[Some records]
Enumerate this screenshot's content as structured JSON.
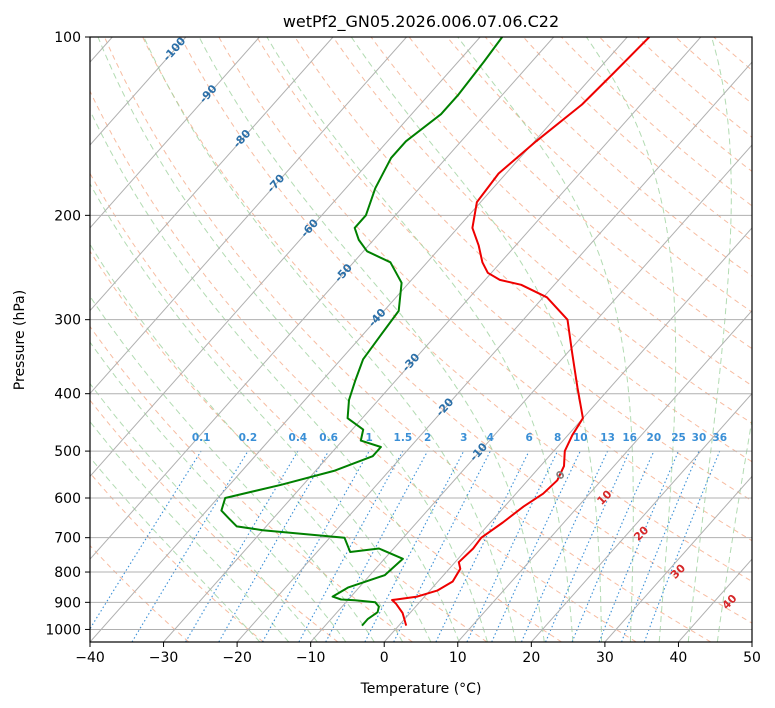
{
  "chart_data": {
    "type": "line",
    "title": "wetPf2_GN05.2026.006.07.06.C22",
    "xlabel": "Temperature (°C)",
    "ylabel": "Pressure (hPa)",
    "xlim": [
      -40,
      50
    ],
    "ylim": [
      1050,
      100
    ],
    "y_scale": "log",
    "x_ticks": [
      -40,
      -30,
      -20,
      -10,
      0,
      10,
      20,
      30,
      40,
      50
    ],
    "y_ticks": [
      100,
      200,
      300,
      400,
      500,
      600,
      700,
      800,
      900,
      1000
    ],
    "grid": true,
    "colors": {
      "temperature": "#ee0000",
      "dewpoint": "#008000",
      "isotherm": "#b0b0b0",
      "dry_adiabat": "#f4a582",
      "moist_adiabat": "#9fd29f",
      "mixing_ratio": "#3a8fd6",
      "isotherm_label": "#2b6fa8",
      "moist_label": "#d62728",
      "zero_label": "#808080"
    },
    "series": [
      {
        "key": "temperature",
        "x": [
          1.0,
          -1.0,
          -3.0,
          -4.0,
          -3.5,
          -1.0,
          1.0,
          2.0,
          1.5,
          0.5,
          0.8,
          0.6,
          1.7,
          2.6,
          3.7,
          4.0,
          3.2,
          1.5,
          0.6,
          0.0,
          -4.5,
          -9.5,
          -14.0,
          -19.5,
          -24.5,
          -28.0,
          -30.5,
          -32.5,
          -35.0,
          -38.0,
          -40.5,
          -41.0,
          -39.8,
          -38.0,
          -37.5,
          -37.0
        ],
        "y": [
          985,
          938,
          905,
          892,
          890,
          880,
          860,
          830,
          790,
          770,
          730,
          700,
          660,
          620,
          590,
          560,
          530,
          500,
          470,
          440,
          390,
          340,
          300,
          275,
          262,
          257,
          250,
          240,
          225,
          210,
          190,
          170,
          150,
          130,
          115,
          100
        ]
      },
      {
        "key": "dewpoint",
        "x": [
          -5.0,
          -5.0,
          -4.5,
          -5.0,
          -6.0,
          -9.0,
          -11.0,
          -12.5,
          -11.5,
          -8.0,
          -7.5,
          -12.0,
          -15.5,
          -18.0,
          -30.0,
          -34.0,
          -36.0,
          -38.0,
          -39.0,
          -33.0,
          -27.5,
          -24.0,
          -24.0,
          -27.5,
          -28.5,
          -32.0,
          -34.0,
          -35.5,
          -37.0,
          -37.5,
          -38.0,
          -41.0,
          -45.0,
          -49.5,
          -52.0,
          -54.0,
          -54.0,
          -56.0,
          -57.5,
          -57.5,
          -56.0,
          -56.0,
          -56.5,
          -57.0
        ],
        "y": [
          985,
          960,
          935,
          915,
          900,
          893,
          890,
          880,
          850,
          810,
          760,
          730,
          740,
          700,
          680,
          670,
          650,
          630,
          600,
          570,
          540,
          510,
          492,
          480,
          460,
          440,
          410,
          380,
          350,
          320,
          290,
          260,
          240,
          230,
          220,
          210,
          200,
          180,
          160,
          150,
          135,
          125,
          110,
          100
        ]
      }
    ],
    "isotherm_labels": [
      "-100",
      "-90",
      "-80",
      "-70",
      "-60",
      "-50",
      "-40",
      "-30",
      "-20",
      "-10"
    ],
    "mixing_ratio_labels": [
      "0.1",
      "0.2",
      "0.4",
      "0.6",
      "1",
      "1.5",
      "2",
      "3",
      "4",
      "6",
      "8",
      "10",
      "13",
      "16",
      "20",
      "25",
      "30",
      "36"
    ],
    "moist_adiabat_labels": [
      "0",
      "10",
      "20",
      "30",
      "40"
    ]
  }
}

*EXERCISE REQUIREMENTS:* Go through the listing above and write it all out exactly, leaving out any picture.

*FULL OUTPUT:*
Enumerate this screenshot's content as structured JSON.
{
  "chart_data": {
    "type": "line",
    "title": "wetPf2_GN05.2026.006.07.06.C22",
    "xlabel": "Temperature (°C)",
    "ylabel": "Pressure (hPa)",
    "xlim": [
      -40,
      50
    ],
    "ylim": [
      1050,
      100
    ],
    "y_scale": "log",
    "x_ticks": [
      -40,
      -30,
      -20,
      -10,
      0,
      10,
      20,
      30,
      40,
      50
    ],
    "y_ticks": [
      100,
      200,
      300,
      400,
      500,
      600,
      700,
      800,
      900,
      1000
    ],
    "grid": true,
    "colors": {
      "temperature": "#ee0000",
      "dewpoint": "#008000",
      "isotherm": "#b0b0b0",
      "dry_adiabat": "#f4a582",
      "moist_adiabat": "#9fd29f",
      "mixing_ratio": "#3a8fd6",
      "isotherm_label": "#2b6fa8",
      "moist_label": "#d62728",
      "zero_label": "#808080"
    },
    "series": [
      {
        "key": "temperature",
        "x": [
          1.0,
          -1.0,
          -3.0,
          -4.0,
          -3.5,
          -1.0,
          1.0,
          2.0,
          1.5,
          0.5,
          0.8,
          0.6,
          1.7,
          2.6,
          3.7,
          4.0,
          3.2,
          1.5,
          0.6,
          0.0,
          -4.5,
          -9.5,
          -14.0,
          -19.5,
          -24.5,
          -28.0,
          -30.5,
          -32.5,
          -35.0,
          -38.0,
          -40.5,
          -41.0,
          -39.8,
          -38.0,
          -37.5,
          -37.0
        ],
        "y": [
          985,
          938,
          905,
          892,
          890,
          880,
          860,
          830,
          790,
          770,
          730,
          700,
          660,
          620,
          590,
          560,
          530,
          500,
          470,
          440,
          390,
          340,
          300,
          275,
          262,
          257,
          250,
          240,
          225,
          210,
          190,
          170,
          150,
          130,
          115,
          100
        ]
      },
      {
        "key": "dewpoint",
        "x": [
          -5.0,
          -5.0,
          -4.5,
          -5.0,
          -6.0,
          -9.0,
          -11.0,
          -12.5,
          -11.5,
          -8.0,
          -7.5,
          -12.0,
          -15.5,
          -18.0,
          -30.0,
          -34.0,
          -36.0,
          -38.0,
          -39.0,
          -33.0,
          -27.5,
          -24.0,
          -24.0,
          -27.5,
          -28.5,
          -32.0,
          -34.0,
          -35.5,
          -37.0,
          -37.5,
          -38.0,
          -41.0,
          -45.0,
          -49.5,
          -52.0,
          -54.0,
          -54.0,
          -56.0,
          -57.5,
          -57.5,
          -56.0,
          -56.0,
          -56.5,
          -57.0
        ],
        "y": [
          985,
          960,
          935,
          915,
          900,
          893,
          890,
          880,
          850,
          810,
          760,
          730,
          740,
          700,
          680,
          670,
          650,
          630,
          600,
          570,
          540,
          510,
          492,
          480,
          460,
          440,
          410,
          380,
          350,
          320,
          290,
          260,
          240,
          230,
          220,
          210,
          200,
          180,
          160,
          150,
          135,
          125,
          110,
          100
        ]
      }
    ],
    "isotherm_labels": [
      "-100",
      "-90",
      "-80",
      "-70",
      "-60",
      "-50",
      "-40",
      "-30",
      "-20",
      "-10"
    ],
    "mixing_ratio_labels": [
      "0.1",
      "0.2",
      "0.4",
      "0.6",
      "1",
      "1.5",
      "2",
      "3",
      "4",
      "6",
      "8",
      "10",
      "13",
      "16",
      "20",
      "25",
      "30",
      "36"
    ],
    "moist_adiabat_labels": [
      "0",
      "10",
      "20",
      "30",
      "40"
    ]
  }
}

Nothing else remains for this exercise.